--- START OF DATA SECTION ---

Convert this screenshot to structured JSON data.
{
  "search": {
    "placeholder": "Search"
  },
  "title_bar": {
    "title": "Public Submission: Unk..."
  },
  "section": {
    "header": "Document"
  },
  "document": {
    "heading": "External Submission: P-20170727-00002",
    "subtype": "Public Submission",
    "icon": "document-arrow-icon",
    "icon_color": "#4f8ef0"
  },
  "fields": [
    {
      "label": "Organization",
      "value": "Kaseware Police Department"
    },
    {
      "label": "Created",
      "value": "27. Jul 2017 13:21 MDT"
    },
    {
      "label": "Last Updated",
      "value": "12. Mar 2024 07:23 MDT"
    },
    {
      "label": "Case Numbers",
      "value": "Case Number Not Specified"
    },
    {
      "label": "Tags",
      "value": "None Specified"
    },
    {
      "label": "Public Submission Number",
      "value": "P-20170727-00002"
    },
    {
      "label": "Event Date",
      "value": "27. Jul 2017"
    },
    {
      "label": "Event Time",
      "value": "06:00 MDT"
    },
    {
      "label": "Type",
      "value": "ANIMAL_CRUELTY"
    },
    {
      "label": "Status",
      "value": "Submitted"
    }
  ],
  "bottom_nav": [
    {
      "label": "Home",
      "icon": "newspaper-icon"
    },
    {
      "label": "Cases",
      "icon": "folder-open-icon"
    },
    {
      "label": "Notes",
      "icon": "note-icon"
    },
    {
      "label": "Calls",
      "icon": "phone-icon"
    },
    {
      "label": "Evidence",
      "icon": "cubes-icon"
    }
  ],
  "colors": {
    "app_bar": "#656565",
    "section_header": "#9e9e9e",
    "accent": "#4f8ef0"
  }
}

--- END OF DATA SECTION ---

Produce an exact copy of all the records.

RESULT OF THE TASK:
Convert this screenshot to structured JSON data.
{
  "search": {
    "placeholder": "Search"
  },
  "title_bar": {
    "title": "Public Submission: Unk..."
  },
  "section": {
    "header": "Document"
  },
  "document": {
    "heading": "External Submission: P-20170727-00002",
    "subtype": "Public Submission",
    "icon": "document-arrow-icon",
    "icon_color": "#4f8ef0"
  },
  "fields": [
    {
      "label": "Organization",
      "value": "Kaseware Police Department"
    },
    {
      "label": "Created",
      "value": "27. Jul 2017 13:21 MDT"
    },
    {
      "label": "Last Updated",
      "value": "12. Mar 2024 07:23 MDT"
    },
    {
      "label": "Case Numbers",
      "value": "Case Number Not Specified"
    },
    {
      "label": "Tags",
      "value": "None Specified"
    },
    {
      "label": "Public Submission Number",
      "value": "P-20170727-00002"
    },
    {
      "label": "Event Date",
      "value": "27. Jul 2017"
    },
    {
      "label": "Event Time",
      "value": "06:00 MDT"
    },
    {
      "label": "Type",
      "value": "ANIMAL_CRUELTY"
    },
    {
      "label": "Status",
      "value": "Submitted"
    }
  ],
  "bottom_nav": [
    {
      "label": "Home",
      "icon": "newspaper-icon"
    },
    {
      "label": "Cases",
      "icon": "folder-open-icon"
    },
    {
      "label": "Notes",
      "icon": "note-icon"
    },
    {
      "label": "Calls",
      "icon": "phone-icon"
    },
    {
      "label": "Evidence",
      "icon": "cubes-icon"
    }
  ],
  "colors": {
    "app_bar": "#656565",
    "section_header": "#9e9e9e",
    "accent": "#4f8ef0"
  }
}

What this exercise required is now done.